## 設問内容:
床の防音に関する文書のうち、「僕も築年数のやたら古い鉄筋コ」から「実際に足音を含む生活音がこちら。」までの箇所を、「賃貸アパート」を「分譲マンション」に差し替えて更新し、その箇所を書き直してください。

## 文書:
賃貸の防音と聞くと「壁の厚さ」のイメージが強いですが、防音性はそれだけではありません。
例えば足音がやたら響くのは床に問題があるため。
僕も築年数のやたら古い鉄筋コンクリートに引っ越したら壁はともかく足音がやたらと響く物件に住んでしまって調べに調べてマットを購入することにしました。
今回は賃貸アパートでの床の防音対策や実際にコルクマットを敷いて1年生活してみた感想についてまとめてみました!
目次
足音を防ぐ床の防音対策方法6選
うるさいと感じるかどうかは人によって違いますが、基準値というのは平成10年に公布された環境省の告示によって定められています。
昼間(6:00~22:00) | 夜間(22:00~6:00) | |
---|---|---|
音の大きさ | 55デシベル~ | 45デシベル~ |
昼間と夜で「うるさい」と感じる基準値が違いますが、簡単に言えば上記の音量以下なのに苦情を言われた場合は反論が可能ということです。
実際に足音を含む生活音がこちら。
音の大きさ | |
---|---|
足音 | 45dB |
子供の走る音 | 65dB |
掃除機 | 70dB |
洗濯機の音 | 70dB |
椅子を引きずる音 | 50dB |
ドアの開閉 | 75dB |
話し声 | 60dB |
普通の足音で夜間に聞こえたとしてもほとんど気にならない程度の音量ですが、子供が走る音というのは「ドタドタ」と騒がしく、昼間の基準値も超えた音量となります。
大人であれば意識して歩けば問題ないものの、子供は言っても聞かないことが多いので床への対策が必要になります。
コルクマット
コルクマットというのはワイン等で使われるコルクを使用しているマットのことで、パズルのような形をしていて広さに合わせて自由に大きさを調節できるマットのことです。
正直言って1つだけではほとんど意味を成しませんが、複数のコルクマットを組み合わせることで部屋全体に敷き詰めることも可能なので自分の足音が気になる人や生活音を気にする場合に優れています。
防音相談室によればコルクマット(ジョイントマット)の軽減率は9.4dbほど。

## 提供資料:
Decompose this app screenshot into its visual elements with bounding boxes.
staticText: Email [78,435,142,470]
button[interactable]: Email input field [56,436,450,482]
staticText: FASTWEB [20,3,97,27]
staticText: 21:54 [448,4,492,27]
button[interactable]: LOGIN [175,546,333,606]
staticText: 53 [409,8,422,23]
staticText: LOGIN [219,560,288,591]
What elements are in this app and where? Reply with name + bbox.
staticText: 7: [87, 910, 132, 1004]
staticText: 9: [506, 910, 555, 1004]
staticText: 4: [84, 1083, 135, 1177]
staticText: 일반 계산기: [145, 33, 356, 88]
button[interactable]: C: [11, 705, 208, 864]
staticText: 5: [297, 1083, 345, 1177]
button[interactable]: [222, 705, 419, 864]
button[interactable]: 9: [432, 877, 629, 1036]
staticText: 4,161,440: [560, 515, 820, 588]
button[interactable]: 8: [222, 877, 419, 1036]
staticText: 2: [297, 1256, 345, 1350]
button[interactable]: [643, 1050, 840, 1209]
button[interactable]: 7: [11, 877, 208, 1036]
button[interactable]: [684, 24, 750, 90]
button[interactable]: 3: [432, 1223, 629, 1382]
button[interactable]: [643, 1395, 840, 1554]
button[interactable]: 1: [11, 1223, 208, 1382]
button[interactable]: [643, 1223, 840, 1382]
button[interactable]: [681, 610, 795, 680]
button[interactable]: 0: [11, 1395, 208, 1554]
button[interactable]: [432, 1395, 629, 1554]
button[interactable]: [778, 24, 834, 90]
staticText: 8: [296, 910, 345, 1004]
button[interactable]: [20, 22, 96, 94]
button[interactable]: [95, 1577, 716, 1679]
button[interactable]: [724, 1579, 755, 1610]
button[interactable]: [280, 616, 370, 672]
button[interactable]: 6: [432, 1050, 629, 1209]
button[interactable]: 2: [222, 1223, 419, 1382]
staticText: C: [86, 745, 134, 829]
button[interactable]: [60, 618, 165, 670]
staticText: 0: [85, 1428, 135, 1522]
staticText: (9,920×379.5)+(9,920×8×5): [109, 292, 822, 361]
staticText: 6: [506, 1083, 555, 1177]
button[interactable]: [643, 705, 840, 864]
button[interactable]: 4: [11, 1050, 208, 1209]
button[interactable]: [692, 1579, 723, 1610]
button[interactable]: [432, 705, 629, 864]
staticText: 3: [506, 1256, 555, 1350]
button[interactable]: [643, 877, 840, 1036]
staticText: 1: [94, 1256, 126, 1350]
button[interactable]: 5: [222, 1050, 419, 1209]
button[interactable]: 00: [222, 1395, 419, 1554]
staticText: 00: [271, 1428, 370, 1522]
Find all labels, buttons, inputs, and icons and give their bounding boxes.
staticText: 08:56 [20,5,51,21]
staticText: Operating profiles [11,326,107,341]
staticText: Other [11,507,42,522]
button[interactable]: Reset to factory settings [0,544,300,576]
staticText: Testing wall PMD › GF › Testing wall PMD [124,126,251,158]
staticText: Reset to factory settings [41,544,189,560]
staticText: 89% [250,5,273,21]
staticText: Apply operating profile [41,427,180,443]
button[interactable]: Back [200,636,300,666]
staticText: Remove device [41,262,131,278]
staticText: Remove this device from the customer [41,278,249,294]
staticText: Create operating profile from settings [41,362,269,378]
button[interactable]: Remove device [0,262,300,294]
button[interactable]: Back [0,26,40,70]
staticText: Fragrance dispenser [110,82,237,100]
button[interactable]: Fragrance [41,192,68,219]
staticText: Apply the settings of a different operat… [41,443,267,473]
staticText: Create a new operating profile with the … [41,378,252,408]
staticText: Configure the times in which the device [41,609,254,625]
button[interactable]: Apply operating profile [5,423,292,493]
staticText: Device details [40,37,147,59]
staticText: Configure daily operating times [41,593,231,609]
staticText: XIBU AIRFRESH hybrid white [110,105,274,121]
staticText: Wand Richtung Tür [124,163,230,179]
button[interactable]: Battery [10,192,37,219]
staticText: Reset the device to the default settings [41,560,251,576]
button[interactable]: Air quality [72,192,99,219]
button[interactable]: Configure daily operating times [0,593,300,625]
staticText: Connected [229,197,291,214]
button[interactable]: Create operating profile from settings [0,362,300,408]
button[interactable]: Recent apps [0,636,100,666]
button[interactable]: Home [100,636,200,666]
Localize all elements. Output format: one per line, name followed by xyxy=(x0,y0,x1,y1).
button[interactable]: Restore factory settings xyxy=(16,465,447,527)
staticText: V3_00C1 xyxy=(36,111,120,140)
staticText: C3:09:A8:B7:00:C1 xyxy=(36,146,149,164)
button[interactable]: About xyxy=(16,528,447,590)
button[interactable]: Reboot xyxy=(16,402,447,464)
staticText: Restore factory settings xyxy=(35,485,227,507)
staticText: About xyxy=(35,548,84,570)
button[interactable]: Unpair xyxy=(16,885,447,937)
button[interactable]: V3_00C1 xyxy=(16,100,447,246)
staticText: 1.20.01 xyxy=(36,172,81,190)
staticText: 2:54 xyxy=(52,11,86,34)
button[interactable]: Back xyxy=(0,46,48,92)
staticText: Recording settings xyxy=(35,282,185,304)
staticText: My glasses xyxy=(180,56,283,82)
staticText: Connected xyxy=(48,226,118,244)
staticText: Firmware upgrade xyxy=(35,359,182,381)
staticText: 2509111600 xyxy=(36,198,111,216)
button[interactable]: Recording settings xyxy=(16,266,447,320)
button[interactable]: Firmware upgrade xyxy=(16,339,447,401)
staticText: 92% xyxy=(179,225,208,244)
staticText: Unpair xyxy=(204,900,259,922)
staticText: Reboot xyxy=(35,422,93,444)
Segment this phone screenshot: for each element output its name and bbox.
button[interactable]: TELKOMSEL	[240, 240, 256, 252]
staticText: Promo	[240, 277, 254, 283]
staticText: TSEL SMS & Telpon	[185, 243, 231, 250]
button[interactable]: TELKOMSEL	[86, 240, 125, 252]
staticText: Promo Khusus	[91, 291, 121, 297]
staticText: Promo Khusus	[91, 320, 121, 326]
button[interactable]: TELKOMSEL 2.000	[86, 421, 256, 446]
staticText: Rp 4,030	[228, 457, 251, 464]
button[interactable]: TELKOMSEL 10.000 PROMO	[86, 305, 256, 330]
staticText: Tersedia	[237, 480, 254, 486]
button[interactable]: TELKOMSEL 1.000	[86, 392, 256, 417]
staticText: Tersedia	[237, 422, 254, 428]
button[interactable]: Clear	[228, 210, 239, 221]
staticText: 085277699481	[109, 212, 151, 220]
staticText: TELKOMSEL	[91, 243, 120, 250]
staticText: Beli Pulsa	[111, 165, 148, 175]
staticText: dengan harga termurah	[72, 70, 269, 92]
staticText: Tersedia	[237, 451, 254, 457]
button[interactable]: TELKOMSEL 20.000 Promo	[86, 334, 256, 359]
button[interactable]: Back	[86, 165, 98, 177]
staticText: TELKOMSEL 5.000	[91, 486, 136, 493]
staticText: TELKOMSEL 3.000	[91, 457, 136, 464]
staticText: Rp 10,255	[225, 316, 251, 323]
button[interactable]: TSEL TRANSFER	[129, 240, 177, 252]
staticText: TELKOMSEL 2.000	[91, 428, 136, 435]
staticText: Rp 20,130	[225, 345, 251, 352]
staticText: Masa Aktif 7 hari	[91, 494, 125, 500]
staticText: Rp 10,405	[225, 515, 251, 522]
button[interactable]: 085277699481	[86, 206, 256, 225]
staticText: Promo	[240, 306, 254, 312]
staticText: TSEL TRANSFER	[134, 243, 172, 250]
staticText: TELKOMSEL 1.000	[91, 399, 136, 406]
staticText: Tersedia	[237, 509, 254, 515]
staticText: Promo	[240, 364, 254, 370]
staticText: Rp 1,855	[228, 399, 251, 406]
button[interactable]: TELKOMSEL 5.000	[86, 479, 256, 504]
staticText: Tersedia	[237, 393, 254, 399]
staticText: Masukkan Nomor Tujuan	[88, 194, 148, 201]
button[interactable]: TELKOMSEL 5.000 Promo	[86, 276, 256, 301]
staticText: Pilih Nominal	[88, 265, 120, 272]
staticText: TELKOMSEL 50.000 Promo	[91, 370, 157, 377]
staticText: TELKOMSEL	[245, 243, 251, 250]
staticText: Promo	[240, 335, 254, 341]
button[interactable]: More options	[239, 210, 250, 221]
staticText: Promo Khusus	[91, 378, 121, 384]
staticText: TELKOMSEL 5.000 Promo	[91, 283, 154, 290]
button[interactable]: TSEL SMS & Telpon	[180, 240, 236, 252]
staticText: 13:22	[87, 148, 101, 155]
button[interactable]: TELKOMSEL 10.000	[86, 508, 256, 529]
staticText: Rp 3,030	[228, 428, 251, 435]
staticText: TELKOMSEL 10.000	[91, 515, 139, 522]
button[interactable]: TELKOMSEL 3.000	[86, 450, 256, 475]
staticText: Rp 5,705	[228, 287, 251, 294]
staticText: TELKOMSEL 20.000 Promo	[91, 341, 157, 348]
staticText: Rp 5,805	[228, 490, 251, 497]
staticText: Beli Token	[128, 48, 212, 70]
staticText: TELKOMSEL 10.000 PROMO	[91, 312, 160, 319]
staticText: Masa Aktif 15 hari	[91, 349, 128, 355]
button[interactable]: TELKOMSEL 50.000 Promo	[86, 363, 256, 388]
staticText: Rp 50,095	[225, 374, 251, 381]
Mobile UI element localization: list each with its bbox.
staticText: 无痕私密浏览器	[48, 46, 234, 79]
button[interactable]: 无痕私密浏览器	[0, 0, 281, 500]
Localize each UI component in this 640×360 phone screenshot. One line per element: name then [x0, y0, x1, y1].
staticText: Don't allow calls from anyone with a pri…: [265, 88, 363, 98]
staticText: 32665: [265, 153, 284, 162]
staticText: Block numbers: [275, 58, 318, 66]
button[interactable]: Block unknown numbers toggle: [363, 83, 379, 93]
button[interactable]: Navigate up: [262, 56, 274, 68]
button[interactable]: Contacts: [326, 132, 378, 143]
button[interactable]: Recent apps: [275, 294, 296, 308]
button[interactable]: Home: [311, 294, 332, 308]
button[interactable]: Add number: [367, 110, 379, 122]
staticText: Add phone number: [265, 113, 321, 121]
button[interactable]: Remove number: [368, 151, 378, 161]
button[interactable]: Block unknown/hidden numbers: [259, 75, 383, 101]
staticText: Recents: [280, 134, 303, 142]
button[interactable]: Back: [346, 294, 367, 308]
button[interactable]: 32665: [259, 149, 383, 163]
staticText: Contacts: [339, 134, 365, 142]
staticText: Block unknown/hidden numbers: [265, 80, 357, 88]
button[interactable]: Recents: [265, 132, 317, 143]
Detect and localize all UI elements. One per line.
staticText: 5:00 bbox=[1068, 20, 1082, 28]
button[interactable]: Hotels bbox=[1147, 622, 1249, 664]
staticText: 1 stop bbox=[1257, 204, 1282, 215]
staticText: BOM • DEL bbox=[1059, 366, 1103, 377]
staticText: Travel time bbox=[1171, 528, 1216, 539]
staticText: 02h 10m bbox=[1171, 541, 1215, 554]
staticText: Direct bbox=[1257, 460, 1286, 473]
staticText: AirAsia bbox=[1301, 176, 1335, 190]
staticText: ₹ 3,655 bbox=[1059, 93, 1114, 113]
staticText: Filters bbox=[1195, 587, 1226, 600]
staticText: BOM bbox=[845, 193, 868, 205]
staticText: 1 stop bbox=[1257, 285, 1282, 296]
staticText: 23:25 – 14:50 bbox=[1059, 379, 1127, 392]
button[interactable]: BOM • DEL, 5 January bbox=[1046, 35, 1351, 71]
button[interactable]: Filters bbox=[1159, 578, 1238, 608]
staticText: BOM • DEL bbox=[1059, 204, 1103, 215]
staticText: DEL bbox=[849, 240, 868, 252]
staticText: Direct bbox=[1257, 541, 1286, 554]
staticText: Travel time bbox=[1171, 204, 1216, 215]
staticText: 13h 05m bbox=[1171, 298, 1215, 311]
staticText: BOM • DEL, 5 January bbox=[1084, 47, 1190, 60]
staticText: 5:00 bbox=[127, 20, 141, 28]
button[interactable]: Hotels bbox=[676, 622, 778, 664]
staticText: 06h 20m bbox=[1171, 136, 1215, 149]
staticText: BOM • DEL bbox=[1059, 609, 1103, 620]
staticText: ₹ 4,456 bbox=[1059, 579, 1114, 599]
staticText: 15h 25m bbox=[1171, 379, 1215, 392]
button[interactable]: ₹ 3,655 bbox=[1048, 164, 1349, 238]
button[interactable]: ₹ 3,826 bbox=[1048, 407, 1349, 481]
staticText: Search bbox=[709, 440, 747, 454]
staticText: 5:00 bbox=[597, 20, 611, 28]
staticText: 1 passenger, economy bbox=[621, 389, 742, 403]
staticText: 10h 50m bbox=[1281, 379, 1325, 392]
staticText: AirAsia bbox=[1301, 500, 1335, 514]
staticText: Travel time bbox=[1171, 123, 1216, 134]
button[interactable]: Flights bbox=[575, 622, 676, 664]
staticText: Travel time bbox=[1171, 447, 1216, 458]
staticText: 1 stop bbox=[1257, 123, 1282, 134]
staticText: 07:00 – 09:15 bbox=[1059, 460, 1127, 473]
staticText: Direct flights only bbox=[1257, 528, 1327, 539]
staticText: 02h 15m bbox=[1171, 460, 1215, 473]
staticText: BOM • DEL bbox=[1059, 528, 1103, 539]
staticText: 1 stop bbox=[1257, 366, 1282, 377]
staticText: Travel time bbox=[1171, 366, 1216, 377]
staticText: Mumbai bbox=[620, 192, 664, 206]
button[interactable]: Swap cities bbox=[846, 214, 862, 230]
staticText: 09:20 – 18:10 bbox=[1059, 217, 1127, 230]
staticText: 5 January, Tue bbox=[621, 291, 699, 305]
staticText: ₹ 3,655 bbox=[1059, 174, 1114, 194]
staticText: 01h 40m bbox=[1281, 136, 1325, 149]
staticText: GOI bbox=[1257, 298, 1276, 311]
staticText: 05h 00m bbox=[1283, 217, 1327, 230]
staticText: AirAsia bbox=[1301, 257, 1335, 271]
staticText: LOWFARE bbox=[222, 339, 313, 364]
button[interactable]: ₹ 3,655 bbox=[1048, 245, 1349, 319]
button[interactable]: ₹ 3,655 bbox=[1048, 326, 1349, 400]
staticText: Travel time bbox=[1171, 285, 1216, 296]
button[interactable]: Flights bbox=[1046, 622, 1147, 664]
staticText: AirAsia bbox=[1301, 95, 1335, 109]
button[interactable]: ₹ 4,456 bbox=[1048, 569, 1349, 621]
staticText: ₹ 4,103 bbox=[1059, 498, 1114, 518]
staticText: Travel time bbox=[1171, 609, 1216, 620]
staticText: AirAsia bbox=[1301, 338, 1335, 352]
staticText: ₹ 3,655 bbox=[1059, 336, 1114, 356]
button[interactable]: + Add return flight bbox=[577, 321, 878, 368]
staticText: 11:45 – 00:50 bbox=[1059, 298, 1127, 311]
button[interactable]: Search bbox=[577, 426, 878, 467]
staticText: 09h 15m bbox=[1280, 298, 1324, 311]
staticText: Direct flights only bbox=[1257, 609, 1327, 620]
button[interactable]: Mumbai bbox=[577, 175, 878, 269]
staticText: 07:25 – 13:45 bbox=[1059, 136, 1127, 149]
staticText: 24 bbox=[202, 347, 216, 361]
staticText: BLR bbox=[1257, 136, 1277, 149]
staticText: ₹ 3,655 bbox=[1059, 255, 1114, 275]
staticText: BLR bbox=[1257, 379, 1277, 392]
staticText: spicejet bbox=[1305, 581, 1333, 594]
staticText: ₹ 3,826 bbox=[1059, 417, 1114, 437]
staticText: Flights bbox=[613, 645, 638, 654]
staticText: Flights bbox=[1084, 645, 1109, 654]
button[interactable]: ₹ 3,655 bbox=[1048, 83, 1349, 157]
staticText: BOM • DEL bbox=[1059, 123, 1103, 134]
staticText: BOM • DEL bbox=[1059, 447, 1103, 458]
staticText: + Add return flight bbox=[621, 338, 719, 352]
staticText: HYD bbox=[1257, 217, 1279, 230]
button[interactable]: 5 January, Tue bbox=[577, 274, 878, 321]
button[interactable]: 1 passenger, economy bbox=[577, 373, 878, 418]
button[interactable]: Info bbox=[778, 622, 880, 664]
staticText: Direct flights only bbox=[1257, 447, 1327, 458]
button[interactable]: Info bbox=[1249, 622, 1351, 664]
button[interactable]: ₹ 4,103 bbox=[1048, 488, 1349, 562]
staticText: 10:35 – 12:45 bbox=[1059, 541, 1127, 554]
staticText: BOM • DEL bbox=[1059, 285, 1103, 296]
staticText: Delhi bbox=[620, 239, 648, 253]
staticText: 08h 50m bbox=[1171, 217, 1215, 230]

## 解答:
僕も築年数のやたら古い鉄筋コンクリートに引っ越したら壁はともかく足音がやたらと響く物件に住んでしまって調べに調べてマットを購入することにしました。
今回は分譲マンションでの床の防音対策や実際にコルクマットを敷いて1年生活してみた感想についてまとめてみました!
目次
足音を防ぐ床の防音対策方法6選
うるさいと感じるかどうかは人によって違いますが、基準値というのは平成10年に公布された環境省の告示によって定められています。
昼間(6:00~22:00) | 夜間(22:00~6:00) | |
---|---|---|
音の大きさ | 55デシベル~ | 45デシベル~ |
昼間と夜で「うるさい」と感じる基準値が違いますが、簡単に言えば上記の音量以下なのに苦情を言われた場合は反論が可能ということです。
実際に足音を含む生活音がこちら。